**Challenge**
Write out word for word each line from the one containing "Give me a plain-text" through the close of the listing, including both ends. Pictures do not belong in the copy.

**Data to process**

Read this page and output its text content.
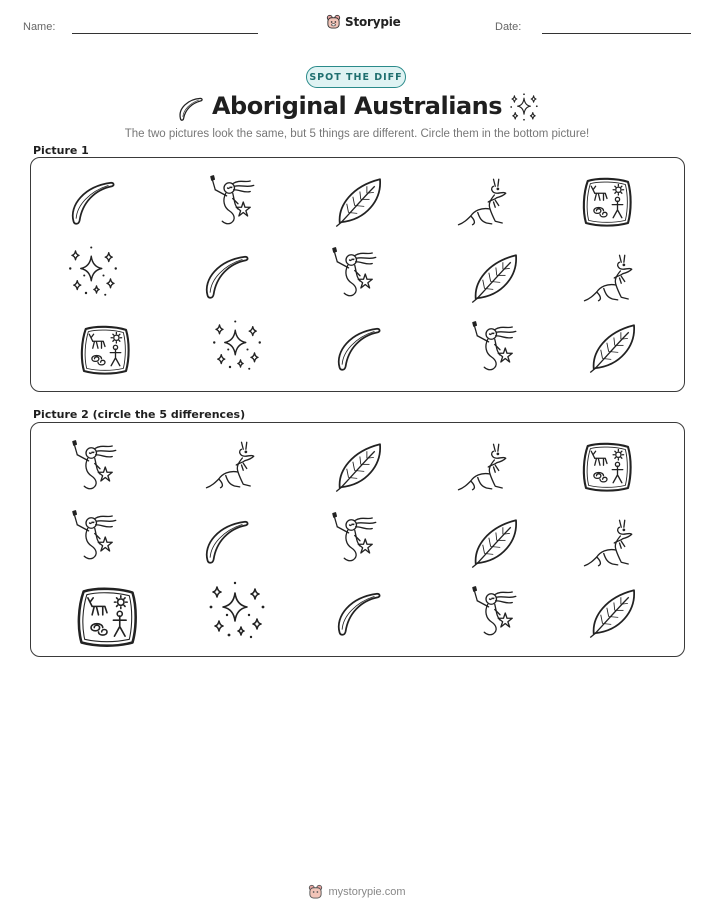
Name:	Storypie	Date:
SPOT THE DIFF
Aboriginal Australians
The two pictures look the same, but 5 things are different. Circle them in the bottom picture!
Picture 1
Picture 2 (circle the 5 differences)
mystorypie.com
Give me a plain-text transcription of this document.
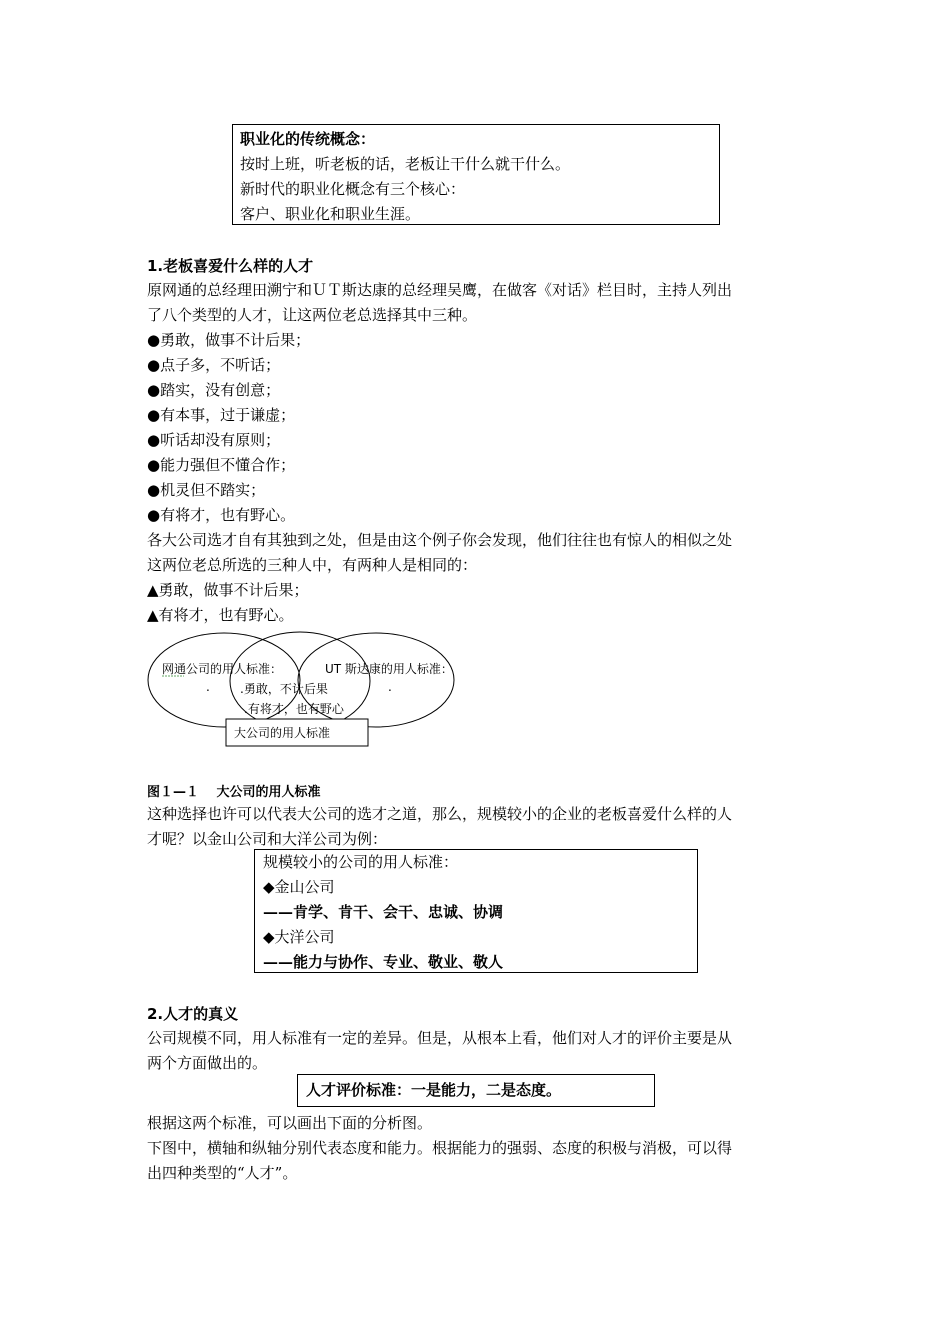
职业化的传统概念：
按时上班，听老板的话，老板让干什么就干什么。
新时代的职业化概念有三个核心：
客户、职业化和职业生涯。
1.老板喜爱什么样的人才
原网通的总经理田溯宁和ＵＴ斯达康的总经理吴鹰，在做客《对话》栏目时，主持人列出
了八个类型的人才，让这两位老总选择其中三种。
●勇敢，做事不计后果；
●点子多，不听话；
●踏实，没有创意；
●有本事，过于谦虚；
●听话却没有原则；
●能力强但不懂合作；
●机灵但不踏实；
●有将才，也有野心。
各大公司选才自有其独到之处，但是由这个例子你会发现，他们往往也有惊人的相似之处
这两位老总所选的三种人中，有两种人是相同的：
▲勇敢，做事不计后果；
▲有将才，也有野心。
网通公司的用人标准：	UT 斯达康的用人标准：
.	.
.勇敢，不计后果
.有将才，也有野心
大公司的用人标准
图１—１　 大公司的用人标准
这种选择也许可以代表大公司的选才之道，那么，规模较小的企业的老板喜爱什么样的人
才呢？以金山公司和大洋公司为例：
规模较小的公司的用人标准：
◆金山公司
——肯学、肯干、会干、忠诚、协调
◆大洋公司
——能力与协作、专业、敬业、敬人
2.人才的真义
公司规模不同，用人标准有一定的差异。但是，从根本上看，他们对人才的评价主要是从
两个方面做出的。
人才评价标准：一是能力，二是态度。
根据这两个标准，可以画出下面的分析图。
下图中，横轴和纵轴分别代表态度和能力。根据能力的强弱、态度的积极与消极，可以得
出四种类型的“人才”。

**Response**
Give me a plain-text transcription of this document.
职业化的传统概念：
按时上班，听老板的话，老板让干什么就干什么。
新时代的职业化概念有三个核心：
客户、职业化和职业生涯。
1.老板喜爱什么样的人才
原网通的总经理田溯宁和ＵＴ斯达康的总经理吴鹰，在做客《对话》栏目时，主持人列出
了八个类型的人才，让这两位老总选择其中三种。
●勇敢，做事不计后果；
●点子多，不听话；
●踏实，没有创意；
●有本事，过于谦虚；
●听话却没有原则；
●能力强但不懂合作；
●机灵但不踏实；
●有将才，也有野心。
各大公司选才自有其独到之处，但是由这个例子你会发现，他们往往也有惊人的相似之处
这两位老总所选的三种人中，有两种人是相同的：
▲勇敢，做事不计后果；
▲有将才，也有野心。
网通公司的用人标准：	UT 斯达康的用人标准：
.	.
.勇敢，不计后果
.有将才，也有野心
大公司的用人标准
图１—１　 大公司的用人标准
这种选择也许可以代表大公司的选才之道，那么，规模较小的企业的老板喜爱什么样的人
才呢？以金山公司和大洋公司为例：
规模较小的公司的用人标准：
◆金山公司
——肯学、肯干、会干、忠诚、协调
◆大洋公司
——能力与协作、专业、敬业、敬人
2.人才的真义
公司规模不同，用人标准有一定的差异。但是，从根本上看，他们对人才的评价主要是从
两个方面做出的。
人才评价标准：一是能力，二是态度。
根据这两个标准，可以画出下面的分析图。
下图中，横轴和纵轴分别代表态度和能力。根据能力的强弱、态度的积极与消极，可以得
出四种类型的“人才”。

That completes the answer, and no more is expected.